[[ Data under study, beginning ]]

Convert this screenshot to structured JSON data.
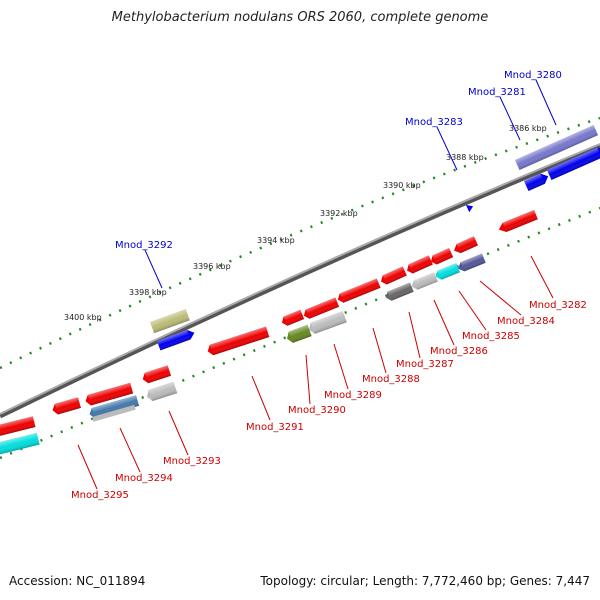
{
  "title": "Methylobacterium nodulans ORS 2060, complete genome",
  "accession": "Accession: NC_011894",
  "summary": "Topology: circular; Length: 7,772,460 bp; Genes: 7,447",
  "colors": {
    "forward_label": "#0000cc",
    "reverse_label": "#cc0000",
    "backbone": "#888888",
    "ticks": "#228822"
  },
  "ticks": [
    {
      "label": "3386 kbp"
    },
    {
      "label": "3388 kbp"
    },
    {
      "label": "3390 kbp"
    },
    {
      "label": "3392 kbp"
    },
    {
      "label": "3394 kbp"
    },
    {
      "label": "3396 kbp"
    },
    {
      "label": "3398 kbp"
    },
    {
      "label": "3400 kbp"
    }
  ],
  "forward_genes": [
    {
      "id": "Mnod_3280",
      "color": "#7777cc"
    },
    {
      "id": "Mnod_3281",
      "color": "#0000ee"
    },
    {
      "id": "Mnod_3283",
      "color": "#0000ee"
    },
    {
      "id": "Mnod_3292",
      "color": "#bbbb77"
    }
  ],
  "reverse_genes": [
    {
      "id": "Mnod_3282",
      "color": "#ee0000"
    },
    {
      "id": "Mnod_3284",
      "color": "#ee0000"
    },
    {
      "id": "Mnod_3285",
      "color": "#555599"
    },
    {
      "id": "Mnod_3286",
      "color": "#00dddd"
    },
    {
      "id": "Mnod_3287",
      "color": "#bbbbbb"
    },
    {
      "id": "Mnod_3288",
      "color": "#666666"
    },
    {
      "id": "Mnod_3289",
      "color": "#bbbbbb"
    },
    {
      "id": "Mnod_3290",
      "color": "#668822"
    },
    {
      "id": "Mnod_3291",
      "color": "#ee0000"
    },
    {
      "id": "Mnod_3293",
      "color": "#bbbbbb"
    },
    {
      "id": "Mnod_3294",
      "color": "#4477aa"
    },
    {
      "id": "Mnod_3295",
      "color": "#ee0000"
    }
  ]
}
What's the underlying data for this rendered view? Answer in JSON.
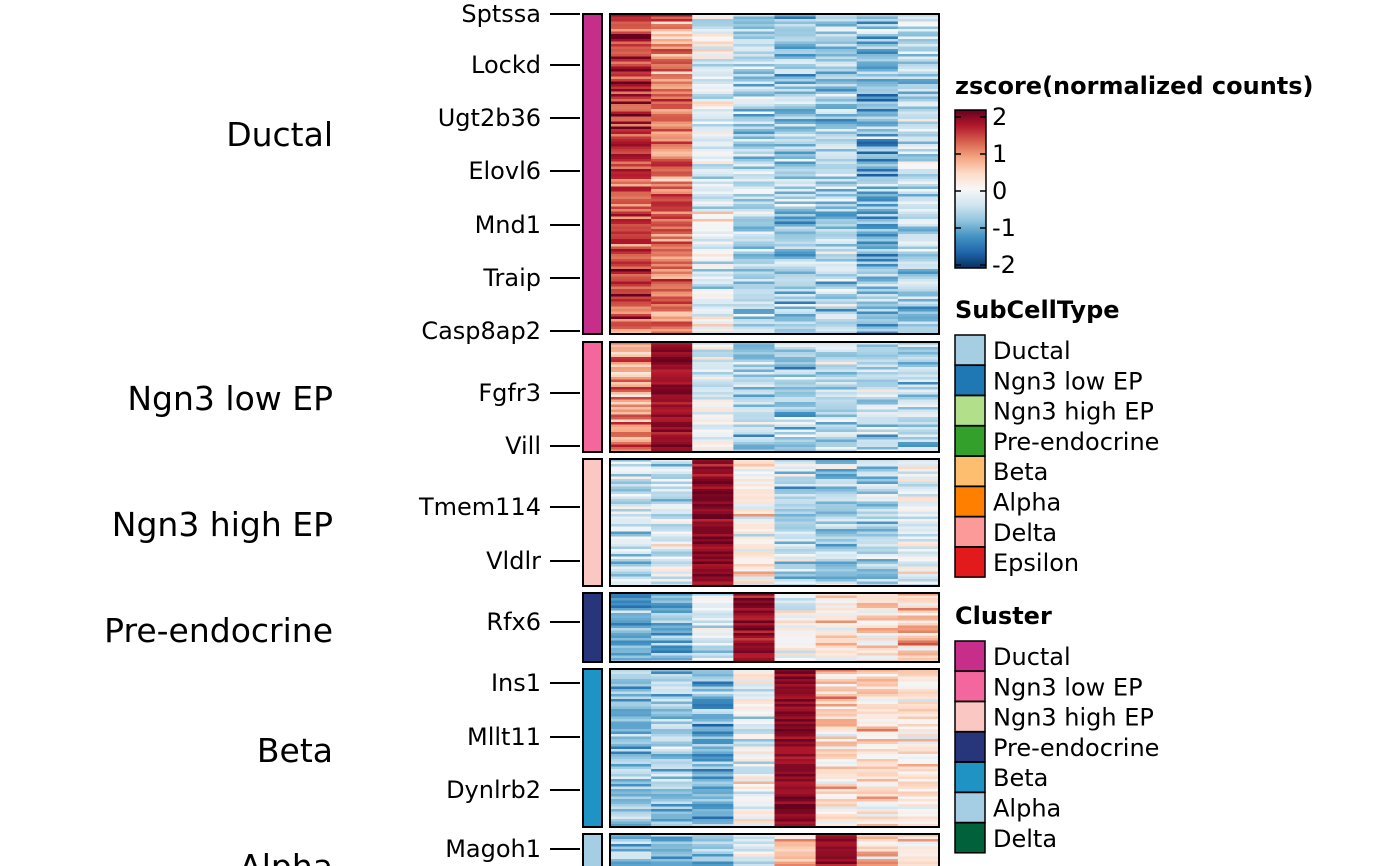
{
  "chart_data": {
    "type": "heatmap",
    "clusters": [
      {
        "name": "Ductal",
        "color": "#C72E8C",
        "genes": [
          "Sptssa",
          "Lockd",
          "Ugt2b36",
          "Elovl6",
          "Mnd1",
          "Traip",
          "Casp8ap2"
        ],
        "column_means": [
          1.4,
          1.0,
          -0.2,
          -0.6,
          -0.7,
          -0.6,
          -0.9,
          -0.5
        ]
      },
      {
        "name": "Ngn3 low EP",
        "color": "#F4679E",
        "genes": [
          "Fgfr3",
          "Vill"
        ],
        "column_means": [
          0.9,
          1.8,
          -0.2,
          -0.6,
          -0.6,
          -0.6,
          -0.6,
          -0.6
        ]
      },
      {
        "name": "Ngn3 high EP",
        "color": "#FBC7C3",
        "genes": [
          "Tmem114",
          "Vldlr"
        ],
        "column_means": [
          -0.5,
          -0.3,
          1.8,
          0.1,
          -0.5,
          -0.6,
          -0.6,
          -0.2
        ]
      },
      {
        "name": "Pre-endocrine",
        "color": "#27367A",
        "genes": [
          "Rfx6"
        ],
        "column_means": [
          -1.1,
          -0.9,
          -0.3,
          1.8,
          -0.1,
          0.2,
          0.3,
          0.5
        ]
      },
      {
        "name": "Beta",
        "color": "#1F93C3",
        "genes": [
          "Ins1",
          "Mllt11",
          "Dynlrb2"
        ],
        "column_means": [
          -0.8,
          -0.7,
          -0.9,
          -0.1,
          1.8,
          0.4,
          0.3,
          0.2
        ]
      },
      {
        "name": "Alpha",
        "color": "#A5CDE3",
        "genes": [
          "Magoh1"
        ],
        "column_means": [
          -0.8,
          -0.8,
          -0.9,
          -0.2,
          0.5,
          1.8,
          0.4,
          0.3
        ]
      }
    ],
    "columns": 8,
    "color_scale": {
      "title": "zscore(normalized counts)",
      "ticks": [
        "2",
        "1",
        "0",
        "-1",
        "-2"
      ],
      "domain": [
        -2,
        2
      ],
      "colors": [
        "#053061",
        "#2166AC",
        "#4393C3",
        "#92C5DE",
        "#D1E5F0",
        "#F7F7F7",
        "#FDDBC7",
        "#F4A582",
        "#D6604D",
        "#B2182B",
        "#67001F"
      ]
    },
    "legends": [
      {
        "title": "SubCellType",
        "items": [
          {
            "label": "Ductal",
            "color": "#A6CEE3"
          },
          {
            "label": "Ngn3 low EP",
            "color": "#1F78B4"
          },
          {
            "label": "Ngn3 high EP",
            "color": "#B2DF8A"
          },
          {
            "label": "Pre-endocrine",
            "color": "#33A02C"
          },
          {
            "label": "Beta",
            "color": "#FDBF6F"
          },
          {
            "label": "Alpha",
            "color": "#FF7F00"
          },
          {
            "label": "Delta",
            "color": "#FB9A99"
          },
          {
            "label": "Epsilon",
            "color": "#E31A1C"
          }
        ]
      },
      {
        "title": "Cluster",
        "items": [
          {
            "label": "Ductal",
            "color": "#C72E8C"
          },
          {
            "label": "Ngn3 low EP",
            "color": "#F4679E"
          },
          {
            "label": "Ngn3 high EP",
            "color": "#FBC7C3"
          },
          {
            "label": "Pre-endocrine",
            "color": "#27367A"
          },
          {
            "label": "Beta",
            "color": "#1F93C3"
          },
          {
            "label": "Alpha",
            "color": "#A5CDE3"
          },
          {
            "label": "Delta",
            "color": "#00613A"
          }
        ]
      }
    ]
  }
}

[[ Data under study, end ]]
[[ Data under study, beginning ]]

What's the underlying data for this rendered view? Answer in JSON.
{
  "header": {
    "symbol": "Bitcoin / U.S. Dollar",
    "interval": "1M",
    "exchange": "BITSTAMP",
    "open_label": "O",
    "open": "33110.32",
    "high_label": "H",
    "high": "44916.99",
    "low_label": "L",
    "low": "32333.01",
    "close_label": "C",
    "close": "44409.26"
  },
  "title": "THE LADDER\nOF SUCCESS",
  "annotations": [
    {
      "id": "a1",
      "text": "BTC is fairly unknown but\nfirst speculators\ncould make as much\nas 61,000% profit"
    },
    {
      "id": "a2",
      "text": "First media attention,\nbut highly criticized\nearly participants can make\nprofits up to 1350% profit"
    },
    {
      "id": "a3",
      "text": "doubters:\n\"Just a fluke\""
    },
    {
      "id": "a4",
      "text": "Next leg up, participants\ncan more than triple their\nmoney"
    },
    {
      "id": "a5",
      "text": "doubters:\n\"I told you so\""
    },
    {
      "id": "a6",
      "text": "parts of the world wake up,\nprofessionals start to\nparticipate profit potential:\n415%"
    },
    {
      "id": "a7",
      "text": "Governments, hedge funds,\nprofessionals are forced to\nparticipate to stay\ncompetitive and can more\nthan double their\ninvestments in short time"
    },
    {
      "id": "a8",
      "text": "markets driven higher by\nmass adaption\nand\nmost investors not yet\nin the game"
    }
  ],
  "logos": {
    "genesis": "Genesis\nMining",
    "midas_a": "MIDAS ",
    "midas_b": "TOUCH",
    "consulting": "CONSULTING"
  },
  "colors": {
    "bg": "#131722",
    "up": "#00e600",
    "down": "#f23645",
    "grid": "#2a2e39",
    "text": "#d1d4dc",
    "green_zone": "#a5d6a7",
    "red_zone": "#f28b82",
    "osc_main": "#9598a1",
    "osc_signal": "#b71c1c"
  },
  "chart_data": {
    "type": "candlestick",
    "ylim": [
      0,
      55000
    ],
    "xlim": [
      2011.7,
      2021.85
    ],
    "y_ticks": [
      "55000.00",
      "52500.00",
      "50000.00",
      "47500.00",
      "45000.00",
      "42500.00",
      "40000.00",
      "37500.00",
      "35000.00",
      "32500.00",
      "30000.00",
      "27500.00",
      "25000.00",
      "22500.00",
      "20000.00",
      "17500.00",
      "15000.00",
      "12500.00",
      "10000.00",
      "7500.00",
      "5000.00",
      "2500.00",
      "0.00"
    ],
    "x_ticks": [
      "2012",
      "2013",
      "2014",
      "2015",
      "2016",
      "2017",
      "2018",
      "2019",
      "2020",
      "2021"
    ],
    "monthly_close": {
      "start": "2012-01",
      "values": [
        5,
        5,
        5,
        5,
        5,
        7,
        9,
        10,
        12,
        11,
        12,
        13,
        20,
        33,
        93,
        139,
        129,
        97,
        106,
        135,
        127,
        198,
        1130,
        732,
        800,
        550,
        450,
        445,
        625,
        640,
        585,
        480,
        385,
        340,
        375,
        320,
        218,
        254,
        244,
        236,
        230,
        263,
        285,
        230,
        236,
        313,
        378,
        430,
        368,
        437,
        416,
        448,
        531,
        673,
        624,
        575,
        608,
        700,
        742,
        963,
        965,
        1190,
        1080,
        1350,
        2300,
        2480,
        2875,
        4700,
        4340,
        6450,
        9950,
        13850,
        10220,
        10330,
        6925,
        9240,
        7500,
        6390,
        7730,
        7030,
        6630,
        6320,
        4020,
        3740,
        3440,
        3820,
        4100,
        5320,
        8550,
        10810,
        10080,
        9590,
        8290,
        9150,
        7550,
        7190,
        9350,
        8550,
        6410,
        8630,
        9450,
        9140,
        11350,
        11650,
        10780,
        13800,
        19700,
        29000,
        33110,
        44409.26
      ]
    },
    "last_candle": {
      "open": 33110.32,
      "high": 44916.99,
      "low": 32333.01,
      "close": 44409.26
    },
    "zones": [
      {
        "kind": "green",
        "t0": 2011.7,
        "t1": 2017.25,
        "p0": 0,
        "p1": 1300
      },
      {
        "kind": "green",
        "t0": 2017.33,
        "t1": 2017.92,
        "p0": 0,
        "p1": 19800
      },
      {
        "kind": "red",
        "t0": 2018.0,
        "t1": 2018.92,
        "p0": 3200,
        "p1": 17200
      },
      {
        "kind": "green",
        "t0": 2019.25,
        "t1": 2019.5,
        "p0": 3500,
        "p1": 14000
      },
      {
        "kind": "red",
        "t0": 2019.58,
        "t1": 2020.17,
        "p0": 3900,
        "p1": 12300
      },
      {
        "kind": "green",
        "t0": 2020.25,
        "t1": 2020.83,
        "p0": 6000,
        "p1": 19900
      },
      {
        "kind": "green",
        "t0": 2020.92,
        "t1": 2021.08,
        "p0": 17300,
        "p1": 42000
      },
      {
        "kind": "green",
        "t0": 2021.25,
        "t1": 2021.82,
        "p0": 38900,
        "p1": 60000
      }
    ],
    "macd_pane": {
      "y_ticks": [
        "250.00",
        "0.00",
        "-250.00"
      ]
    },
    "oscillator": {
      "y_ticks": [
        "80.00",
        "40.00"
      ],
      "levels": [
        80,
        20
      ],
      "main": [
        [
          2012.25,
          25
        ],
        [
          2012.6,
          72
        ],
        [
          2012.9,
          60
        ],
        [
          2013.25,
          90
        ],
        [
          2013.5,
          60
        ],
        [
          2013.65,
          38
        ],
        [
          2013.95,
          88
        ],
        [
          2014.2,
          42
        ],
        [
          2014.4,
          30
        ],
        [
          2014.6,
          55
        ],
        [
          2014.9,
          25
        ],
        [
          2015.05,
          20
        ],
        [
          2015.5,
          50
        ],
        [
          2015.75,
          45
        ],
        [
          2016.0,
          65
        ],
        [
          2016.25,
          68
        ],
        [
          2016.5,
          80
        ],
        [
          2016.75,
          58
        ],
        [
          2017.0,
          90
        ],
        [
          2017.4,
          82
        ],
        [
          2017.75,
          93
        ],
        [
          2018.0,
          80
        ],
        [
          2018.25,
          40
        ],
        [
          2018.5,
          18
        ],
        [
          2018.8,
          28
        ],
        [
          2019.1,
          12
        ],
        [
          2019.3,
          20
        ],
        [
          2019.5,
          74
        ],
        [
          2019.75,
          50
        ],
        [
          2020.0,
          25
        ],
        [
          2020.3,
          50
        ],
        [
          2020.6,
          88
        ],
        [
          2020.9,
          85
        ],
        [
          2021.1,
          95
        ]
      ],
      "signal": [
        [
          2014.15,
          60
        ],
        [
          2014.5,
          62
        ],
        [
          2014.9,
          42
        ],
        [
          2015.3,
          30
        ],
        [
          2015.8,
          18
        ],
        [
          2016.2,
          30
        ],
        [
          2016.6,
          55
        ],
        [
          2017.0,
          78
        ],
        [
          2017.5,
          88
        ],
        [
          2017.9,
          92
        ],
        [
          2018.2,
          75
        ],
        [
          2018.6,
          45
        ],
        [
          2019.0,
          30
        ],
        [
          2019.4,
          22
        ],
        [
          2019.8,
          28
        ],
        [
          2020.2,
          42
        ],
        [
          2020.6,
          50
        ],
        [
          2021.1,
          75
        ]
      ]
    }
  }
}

[[ Data under study, end ]]
[[ Data under study, beginning ]]

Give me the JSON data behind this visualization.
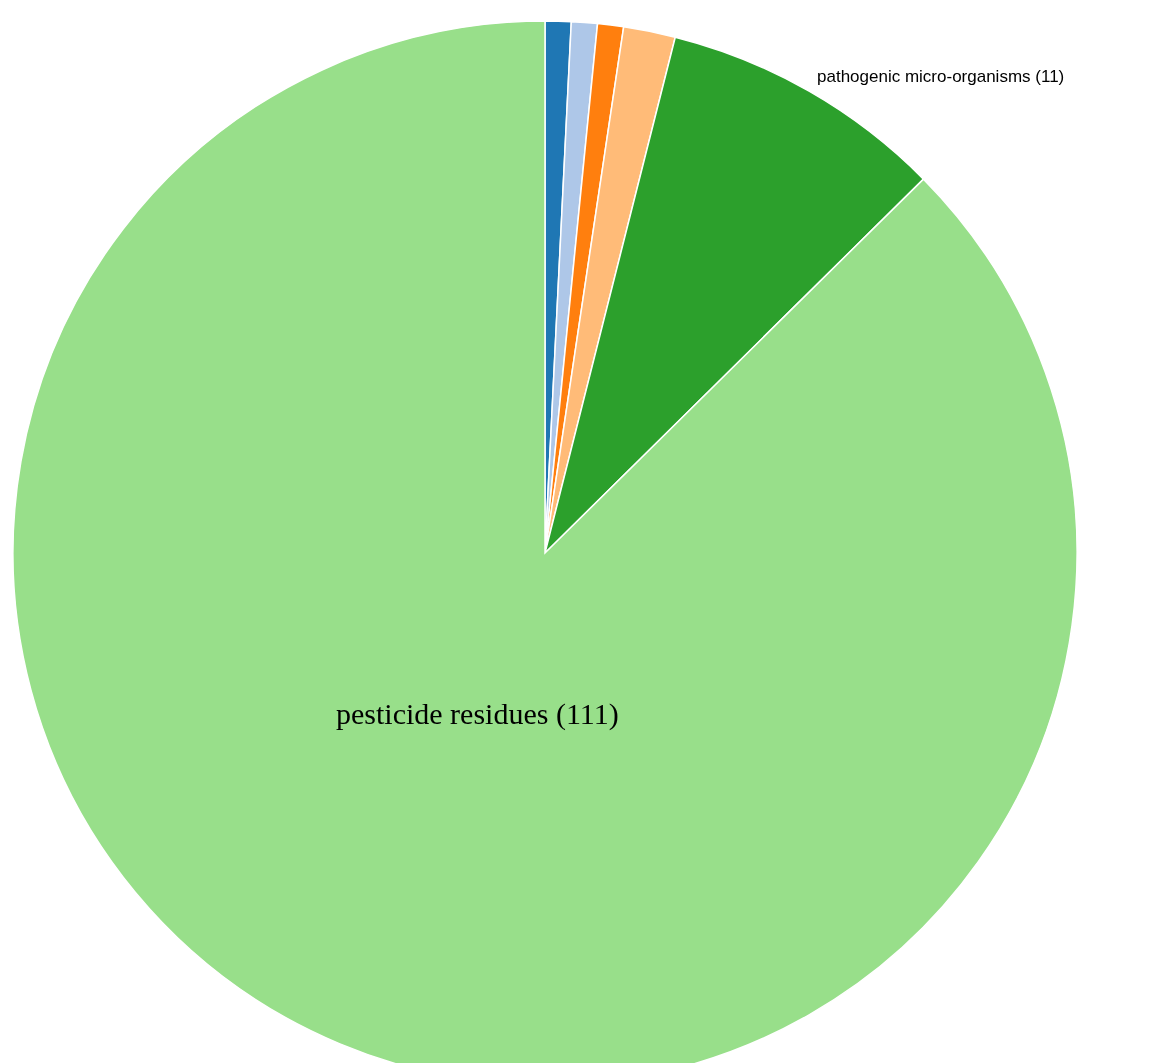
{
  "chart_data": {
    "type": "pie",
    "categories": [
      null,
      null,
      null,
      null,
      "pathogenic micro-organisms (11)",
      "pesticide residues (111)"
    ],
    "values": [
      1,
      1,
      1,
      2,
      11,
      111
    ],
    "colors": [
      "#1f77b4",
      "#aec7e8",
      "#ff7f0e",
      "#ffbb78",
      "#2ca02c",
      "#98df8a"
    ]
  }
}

[[ Data under study, end ]]

Read the entries and select each line where the word "nprofessionals" is found.

      "text": "parts of the world wake up,\nprofessionals start to\nparticipate profit potential:\n415%"
      "text": "Governments, hedge funds,\nprofessionals are forced to\nparticipate to stay\ncompetitive and can more\nthan double their\ninvestments in short time"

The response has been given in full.